[start]
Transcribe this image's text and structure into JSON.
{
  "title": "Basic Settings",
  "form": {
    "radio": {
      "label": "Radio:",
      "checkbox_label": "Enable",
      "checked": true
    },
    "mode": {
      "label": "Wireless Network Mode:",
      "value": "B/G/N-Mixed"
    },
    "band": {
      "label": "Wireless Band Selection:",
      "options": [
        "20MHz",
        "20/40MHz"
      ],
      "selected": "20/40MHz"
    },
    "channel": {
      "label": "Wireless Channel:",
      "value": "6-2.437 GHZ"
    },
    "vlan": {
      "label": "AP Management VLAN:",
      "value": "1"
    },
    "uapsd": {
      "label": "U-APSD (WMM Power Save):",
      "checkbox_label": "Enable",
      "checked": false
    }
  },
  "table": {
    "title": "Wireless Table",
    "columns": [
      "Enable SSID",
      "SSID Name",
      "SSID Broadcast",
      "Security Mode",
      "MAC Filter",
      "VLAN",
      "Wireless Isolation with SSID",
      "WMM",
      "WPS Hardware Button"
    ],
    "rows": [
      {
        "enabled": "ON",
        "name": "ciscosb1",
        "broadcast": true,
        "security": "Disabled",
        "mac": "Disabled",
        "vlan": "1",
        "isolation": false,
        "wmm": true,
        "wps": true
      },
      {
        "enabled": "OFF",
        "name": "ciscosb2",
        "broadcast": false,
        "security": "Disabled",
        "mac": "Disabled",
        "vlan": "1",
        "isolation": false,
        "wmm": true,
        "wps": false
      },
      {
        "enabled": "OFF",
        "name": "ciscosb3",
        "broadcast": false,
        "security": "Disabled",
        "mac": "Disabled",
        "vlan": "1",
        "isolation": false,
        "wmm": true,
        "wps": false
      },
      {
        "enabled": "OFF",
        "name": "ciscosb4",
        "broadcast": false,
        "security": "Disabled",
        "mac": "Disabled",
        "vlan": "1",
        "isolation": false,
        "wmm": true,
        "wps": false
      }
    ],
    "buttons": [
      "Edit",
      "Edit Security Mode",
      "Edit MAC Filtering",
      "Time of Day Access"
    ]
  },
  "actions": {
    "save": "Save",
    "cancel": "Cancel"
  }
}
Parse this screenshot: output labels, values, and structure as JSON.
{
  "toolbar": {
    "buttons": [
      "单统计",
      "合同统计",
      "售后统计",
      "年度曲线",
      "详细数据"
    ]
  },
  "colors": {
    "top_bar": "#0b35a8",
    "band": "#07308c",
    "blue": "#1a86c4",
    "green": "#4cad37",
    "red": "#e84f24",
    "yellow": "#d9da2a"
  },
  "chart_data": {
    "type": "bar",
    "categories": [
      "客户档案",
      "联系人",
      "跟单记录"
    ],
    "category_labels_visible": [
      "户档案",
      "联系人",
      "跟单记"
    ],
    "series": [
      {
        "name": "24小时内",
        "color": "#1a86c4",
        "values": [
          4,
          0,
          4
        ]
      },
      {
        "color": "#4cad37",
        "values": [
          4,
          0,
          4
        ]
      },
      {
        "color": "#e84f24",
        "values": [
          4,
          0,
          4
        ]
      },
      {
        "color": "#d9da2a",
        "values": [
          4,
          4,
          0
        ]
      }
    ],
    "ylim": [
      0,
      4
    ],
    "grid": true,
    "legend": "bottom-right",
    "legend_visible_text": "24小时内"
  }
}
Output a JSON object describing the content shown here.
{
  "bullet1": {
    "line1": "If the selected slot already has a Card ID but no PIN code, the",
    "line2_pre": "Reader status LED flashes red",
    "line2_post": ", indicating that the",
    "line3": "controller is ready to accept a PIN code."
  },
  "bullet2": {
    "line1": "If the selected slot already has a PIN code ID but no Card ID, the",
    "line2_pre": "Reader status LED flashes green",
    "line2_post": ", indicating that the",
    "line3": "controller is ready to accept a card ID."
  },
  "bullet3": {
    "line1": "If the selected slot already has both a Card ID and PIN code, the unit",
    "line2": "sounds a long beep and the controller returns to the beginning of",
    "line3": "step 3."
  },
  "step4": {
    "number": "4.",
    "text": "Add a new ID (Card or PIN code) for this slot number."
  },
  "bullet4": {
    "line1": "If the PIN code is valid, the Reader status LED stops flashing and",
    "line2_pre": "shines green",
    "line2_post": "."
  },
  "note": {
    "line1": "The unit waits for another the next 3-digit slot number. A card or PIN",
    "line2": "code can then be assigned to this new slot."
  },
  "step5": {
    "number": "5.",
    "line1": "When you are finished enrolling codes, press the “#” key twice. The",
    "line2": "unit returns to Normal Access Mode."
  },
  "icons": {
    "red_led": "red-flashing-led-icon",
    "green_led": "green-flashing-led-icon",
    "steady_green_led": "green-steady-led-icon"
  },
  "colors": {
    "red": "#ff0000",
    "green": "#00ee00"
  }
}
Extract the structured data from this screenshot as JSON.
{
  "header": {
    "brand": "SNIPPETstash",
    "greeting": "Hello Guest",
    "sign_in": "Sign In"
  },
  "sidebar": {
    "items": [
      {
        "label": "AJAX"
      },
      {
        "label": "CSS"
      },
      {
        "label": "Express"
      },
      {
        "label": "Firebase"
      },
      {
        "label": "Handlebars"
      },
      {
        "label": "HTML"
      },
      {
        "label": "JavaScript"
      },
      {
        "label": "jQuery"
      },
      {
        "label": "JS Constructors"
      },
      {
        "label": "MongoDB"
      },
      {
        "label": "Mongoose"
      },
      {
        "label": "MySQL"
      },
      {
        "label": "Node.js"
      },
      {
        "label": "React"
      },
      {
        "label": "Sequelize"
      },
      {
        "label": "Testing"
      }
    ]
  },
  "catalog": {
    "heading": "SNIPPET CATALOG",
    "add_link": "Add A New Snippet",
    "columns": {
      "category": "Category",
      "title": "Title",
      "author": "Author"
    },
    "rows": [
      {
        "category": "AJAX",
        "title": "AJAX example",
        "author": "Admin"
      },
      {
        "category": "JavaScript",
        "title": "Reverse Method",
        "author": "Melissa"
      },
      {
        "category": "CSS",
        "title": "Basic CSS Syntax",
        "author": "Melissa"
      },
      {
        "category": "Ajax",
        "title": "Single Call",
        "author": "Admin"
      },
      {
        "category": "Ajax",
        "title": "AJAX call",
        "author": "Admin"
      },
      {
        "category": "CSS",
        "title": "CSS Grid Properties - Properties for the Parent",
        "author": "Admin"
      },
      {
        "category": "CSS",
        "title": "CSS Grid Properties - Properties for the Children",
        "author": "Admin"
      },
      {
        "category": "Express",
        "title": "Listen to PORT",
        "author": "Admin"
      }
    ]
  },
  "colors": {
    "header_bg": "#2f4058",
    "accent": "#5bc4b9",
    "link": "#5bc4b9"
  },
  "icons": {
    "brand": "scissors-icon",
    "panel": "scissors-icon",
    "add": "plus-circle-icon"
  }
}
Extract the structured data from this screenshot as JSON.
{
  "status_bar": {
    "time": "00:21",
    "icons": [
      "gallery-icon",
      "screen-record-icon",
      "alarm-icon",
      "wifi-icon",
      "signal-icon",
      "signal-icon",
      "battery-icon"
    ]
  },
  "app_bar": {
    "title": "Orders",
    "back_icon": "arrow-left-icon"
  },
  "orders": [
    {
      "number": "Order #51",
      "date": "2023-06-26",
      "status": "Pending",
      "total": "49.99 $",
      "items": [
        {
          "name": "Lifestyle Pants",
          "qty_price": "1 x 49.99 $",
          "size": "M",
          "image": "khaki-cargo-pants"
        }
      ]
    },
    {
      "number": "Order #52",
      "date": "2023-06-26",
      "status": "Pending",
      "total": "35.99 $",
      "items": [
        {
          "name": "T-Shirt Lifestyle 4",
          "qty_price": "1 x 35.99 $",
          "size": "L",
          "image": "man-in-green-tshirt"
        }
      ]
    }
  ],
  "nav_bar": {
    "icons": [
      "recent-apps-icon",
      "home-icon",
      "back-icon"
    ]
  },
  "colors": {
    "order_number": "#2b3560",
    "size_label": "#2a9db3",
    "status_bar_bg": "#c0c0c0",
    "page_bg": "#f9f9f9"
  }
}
[end]
**EXERCISE DESCRIPTION**:
Pull out all lines of the data with the string "returns".

**THE RESPONSE**:
    "line2": "sounds a long beep and the controller returns to the beginning of",
    "line2": "unit returns to Normal Access Mode."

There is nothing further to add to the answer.